> _练习任务_:
[A] 请列出原文中未指定–eviction-hard时默认使用的全部驱逐信号。
[B] 按原文所述，在KubeletConfiguration文件中指定驱逐参数时，操作符默认是什么？

##### 原文

如果不指定–eviction-hard，则使用如下默认值

//pkg/kubelet/apis/config/v1beta1/default_linux.go
// DefaultEvictionHard includes default options for hard eviction.
var DefaultEvictionHard = map[string]string{
	"memory.available":  "100Mi",
	"nodefs.available":  "10%",
	"nodefs.inodesFree": "5%",
	"imagefs.available": "15%",
}

驱逐的这些参数都可以在KubeletConfiguration文件中指定，只需要指定驱逐信号和对应的数值即可，操作符默认为小于，具体可参考官网

4. node健康状况
当达到软驱逐(不用等到grace period)或者硬驱逐阈值后，kubelet就会向api-server报告node的健康状况，反应出node的压力。

##########
##### 所给记录

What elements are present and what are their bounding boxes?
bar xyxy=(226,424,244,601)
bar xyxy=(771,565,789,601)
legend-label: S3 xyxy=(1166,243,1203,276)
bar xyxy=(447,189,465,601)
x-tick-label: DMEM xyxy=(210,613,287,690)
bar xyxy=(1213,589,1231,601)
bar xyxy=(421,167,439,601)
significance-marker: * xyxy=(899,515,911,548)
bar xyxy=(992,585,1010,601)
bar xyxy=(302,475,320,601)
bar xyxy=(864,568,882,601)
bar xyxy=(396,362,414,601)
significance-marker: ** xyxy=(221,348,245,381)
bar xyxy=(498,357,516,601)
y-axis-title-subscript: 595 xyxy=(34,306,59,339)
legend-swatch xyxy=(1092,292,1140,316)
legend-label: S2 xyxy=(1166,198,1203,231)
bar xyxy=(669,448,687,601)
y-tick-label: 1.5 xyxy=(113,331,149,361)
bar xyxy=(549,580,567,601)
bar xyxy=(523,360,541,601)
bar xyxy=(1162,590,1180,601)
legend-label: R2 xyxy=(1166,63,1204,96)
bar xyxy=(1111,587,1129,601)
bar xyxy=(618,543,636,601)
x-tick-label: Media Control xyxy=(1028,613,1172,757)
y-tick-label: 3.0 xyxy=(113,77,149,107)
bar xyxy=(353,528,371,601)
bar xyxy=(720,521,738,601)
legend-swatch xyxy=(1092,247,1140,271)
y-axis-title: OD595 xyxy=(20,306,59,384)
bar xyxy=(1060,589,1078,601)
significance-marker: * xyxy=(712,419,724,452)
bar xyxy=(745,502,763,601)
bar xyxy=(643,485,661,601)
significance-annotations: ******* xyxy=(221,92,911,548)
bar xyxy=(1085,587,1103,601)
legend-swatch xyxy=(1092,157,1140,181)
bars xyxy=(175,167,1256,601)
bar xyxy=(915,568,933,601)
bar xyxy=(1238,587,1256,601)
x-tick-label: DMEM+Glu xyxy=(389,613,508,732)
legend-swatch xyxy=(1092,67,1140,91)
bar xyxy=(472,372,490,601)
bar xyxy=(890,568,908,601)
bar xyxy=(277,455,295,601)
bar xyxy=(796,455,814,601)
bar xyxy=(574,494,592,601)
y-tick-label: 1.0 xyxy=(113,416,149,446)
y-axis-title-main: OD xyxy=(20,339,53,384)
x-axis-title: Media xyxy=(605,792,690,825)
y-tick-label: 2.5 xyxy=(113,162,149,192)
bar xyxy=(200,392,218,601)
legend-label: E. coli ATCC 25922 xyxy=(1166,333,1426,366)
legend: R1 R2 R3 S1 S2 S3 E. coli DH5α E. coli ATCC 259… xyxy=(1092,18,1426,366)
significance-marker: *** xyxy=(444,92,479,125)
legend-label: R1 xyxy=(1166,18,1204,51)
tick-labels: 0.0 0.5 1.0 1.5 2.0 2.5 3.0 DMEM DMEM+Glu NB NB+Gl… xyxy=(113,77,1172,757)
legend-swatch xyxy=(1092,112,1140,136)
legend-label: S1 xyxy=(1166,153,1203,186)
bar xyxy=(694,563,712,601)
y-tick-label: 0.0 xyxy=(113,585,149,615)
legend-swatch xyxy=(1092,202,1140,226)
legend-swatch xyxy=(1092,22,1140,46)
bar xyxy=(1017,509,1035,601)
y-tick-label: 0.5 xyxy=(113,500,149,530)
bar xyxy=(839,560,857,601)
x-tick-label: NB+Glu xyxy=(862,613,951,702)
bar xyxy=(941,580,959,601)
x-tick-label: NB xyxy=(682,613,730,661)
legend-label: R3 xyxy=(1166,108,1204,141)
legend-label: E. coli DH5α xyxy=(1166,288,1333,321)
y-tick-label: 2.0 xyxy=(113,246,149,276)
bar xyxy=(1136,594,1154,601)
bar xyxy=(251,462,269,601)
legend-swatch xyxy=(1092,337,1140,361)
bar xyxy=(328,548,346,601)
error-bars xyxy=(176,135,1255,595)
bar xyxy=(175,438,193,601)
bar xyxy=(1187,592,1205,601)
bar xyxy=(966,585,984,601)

##########

> _参考答案_:
[A] memory.available、nodefs.available、nodefs.inodesFree、imagefs.available

[B] 默认为小于。